● DATA SUPPLIED
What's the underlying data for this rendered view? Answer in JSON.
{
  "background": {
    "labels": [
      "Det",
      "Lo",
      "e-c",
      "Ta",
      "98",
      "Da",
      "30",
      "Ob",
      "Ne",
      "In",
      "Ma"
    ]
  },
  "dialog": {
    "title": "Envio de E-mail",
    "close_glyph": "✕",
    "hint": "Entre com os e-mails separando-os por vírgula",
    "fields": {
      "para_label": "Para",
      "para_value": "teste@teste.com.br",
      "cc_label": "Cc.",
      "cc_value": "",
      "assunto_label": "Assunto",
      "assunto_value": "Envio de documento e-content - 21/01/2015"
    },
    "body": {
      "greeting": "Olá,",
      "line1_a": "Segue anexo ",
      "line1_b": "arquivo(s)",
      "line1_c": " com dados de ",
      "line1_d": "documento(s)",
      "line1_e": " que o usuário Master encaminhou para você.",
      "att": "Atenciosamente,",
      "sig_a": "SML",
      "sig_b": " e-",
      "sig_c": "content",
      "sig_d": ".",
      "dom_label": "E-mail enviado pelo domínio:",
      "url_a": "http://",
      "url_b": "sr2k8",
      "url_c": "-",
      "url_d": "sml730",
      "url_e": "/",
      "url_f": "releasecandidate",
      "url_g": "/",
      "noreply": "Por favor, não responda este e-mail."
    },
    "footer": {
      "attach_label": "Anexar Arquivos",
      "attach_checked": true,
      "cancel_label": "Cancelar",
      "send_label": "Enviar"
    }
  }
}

● TASK BRIEF
From the entries above, extract each line containing "Envio".

● FULL RESPONSE
    "title": "Envio de E-mail",
      "assunto_value": "Envio de documento e-content - 21/01/2015"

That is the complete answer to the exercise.